* **TASK PROMPT**:
Read the entries below and pull out each line with the string "title".

(Stored dataset items)

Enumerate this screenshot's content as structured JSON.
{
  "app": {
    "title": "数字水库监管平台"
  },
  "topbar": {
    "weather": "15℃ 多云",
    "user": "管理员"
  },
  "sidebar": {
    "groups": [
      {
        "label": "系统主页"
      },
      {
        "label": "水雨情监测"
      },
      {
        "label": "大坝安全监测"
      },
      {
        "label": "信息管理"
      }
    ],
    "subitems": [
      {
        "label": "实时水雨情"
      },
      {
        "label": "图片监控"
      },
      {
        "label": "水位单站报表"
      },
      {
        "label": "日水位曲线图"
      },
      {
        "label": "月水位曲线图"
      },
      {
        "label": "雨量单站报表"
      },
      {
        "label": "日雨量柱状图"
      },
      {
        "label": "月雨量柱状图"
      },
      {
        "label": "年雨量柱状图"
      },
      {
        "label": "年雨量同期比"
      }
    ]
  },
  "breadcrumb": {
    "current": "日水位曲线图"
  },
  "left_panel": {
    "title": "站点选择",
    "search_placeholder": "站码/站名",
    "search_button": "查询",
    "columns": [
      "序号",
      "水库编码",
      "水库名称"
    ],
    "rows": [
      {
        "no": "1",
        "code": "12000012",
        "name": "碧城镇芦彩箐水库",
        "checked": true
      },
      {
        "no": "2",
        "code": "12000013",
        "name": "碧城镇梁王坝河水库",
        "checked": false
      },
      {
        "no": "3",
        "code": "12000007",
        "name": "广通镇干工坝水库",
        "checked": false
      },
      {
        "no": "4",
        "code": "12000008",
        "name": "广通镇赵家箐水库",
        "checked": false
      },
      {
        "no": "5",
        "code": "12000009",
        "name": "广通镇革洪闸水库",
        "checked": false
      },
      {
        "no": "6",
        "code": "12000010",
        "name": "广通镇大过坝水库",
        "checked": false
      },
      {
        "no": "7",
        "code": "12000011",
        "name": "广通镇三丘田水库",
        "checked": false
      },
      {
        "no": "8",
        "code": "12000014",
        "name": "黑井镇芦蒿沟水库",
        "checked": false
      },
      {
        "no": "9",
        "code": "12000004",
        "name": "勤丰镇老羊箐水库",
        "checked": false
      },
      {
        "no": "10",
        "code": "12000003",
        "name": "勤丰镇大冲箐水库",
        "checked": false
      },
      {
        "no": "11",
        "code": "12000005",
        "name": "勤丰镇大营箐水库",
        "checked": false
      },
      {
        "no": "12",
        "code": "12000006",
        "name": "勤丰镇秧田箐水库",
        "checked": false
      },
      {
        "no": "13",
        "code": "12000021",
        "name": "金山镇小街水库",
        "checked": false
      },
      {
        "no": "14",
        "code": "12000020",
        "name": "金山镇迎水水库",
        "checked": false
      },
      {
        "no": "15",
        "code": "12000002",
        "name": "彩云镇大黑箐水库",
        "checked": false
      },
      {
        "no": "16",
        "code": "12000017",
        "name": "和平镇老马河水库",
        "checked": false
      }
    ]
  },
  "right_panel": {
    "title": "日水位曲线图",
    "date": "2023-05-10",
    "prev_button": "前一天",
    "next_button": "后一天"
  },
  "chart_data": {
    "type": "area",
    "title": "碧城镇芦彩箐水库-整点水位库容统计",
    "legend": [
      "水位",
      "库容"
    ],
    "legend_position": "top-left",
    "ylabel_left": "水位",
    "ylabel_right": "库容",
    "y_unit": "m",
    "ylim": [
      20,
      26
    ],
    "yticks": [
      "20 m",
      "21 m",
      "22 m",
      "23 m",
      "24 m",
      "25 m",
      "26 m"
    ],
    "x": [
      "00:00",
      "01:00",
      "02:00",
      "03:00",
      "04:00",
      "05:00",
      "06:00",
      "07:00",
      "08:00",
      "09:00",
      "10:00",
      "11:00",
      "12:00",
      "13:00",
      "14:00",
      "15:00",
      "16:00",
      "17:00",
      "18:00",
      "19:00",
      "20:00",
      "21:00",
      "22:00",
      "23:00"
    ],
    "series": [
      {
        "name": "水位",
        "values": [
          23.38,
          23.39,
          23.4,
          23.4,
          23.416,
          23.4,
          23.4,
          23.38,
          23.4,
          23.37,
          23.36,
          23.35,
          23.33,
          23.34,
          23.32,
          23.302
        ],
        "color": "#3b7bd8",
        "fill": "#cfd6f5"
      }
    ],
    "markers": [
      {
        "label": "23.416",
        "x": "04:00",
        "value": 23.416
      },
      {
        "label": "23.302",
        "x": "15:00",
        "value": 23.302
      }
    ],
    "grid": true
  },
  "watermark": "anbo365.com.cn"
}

* **ANSWER TO THE PROBLEM**:
    "title": "数字水库监管平台"
    "title": "站点选择",
    "title": "日水位曲线图",
    "title": "碧城镇芦彩箐水库-整点水位库容统计",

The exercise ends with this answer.